— Exercise —
Look for the string "Eilish" and copy every line that has it.

— Data for the task —
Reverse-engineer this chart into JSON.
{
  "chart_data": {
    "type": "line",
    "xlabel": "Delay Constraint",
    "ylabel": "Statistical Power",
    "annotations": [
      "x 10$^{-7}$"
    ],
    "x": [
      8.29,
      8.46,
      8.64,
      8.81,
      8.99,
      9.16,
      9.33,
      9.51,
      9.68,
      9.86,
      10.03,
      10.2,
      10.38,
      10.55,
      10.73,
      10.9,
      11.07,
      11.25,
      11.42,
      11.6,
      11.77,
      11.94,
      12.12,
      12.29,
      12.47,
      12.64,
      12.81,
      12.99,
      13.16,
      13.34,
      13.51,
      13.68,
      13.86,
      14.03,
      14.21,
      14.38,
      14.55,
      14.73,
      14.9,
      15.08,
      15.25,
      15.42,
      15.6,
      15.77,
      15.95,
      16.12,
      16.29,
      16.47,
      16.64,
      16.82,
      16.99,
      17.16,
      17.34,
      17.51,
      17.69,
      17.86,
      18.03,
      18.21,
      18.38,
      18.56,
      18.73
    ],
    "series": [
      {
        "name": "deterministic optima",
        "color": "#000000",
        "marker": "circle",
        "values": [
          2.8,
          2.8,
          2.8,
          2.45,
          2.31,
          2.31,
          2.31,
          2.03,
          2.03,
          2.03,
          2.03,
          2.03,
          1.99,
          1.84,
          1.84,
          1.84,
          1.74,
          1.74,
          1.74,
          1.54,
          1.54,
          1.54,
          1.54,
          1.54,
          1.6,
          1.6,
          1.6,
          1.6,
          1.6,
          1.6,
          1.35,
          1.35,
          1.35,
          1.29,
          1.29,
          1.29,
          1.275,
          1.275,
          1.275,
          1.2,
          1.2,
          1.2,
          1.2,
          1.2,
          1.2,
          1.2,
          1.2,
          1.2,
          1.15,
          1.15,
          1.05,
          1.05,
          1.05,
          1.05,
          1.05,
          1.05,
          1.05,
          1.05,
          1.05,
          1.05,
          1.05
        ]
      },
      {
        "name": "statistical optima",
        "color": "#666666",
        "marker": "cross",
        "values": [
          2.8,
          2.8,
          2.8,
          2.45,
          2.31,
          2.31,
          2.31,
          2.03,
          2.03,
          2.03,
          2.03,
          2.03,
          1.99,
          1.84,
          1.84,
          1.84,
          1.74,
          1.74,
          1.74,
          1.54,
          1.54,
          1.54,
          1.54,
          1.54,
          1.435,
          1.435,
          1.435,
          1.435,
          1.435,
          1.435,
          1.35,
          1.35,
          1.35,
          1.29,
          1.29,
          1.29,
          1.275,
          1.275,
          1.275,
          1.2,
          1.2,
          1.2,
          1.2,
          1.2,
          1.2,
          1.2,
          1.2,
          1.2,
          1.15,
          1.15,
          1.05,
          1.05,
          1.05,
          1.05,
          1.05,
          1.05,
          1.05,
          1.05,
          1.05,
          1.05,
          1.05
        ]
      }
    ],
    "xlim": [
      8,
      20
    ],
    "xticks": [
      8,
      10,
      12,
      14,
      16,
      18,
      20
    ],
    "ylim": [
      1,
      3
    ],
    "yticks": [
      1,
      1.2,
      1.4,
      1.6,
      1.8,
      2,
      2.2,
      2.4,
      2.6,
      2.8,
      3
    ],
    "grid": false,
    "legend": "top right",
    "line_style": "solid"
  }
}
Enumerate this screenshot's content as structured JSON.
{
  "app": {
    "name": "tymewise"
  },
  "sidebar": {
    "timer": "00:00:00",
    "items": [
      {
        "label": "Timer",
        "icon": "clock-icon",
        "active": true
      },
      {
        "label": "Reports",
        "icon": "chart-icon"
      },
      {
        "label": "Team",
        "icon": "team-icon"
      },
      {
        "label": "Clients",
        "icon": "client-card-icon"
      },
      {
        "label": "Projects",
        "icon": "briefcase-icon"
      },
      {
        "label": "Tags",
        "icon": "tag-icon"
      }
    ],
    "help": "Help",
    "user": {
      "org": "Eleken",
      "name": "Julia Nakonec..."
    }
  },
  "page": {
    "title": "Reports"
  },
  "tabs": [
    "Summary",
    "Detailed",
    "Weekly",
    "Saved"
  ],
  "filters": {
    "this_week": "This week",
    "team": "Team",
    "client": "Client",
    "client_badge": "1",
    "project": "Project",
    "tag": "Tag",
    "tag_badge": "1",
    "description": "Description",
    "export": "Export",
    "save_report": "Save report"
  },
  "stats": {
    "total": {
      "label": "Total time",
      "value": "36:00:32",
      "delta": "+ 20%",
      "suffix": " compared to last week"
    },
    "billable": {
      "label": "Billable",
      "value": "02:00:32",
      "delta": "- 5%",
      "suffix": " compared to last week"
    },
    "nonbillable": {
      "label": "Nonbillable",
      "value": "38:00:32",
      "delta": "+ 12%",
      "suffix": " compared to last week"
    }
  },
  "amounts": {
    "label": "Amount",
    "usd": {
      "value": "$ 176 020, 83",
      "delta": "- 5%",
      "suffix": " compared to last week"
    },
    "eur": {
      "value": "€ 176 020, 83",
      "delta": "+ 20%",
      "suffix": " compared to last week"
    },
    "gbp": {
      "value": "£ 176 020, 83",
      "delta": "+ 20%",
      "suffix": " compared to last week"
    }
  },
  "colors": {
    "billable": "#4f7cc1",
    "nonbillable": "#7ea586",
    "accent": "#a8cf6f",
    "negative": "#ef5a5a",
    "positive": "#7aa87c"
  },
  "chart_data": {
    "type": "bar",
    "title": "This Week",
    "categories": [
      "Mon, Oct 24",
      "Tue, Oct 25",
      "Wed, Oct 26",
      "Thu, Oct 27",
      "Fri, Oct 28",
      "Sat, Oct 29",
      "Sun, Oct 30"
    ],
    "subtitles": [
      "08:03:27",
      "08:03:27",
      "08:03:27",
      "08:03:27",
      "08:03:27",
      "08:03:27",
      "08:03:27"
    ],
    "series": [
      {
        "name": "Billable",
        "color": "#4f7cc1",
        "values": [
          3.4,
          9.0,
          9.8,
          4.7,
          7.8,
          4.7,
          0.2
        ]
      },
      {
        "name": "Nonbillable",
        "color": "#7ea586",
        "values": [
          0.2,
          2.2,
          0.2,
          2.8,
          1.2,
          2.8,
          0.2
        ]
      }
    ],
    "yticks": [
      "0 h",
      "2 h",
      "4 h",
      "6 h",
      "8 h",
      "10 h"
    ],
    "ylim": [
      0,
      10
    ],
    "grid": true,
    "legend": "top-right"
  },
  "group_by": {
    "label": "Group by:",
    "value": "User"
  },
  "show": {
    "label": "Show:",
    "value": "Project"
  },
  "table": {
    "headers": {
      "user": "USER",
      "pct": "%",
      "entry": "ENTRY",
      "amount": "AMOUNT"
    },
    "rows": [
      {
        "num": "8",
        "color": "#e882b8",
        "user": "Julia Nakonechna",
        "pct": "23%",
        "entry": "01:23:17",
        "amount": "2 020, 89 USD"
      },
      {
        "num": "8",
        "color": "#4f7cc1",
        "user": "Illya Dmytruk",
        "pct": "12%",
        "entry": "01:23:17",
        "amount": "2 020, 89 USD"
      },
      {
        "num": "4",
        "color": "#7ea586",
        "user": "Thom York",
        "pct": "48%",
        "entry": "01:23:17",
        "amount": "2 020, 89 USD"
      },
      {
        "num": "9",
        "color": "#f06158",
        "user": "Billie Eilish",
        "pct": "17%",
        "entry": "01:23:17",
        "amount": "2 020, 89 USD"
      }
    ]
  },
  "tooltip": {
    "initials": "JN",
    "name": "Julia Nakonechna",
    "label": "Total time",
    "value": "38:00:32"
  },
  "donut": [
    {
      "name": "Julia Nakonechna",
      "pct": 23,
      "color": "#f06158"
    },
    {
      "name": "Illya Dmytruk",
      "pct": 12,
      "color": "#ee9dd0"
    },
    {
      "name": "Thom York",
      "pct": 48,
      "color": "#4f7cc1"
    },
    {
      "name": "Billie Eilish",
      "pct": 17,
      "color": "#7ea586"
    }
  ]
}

— Solution for this task —
        "user": "Billie Eilish",
      "name": "Billie Eilish",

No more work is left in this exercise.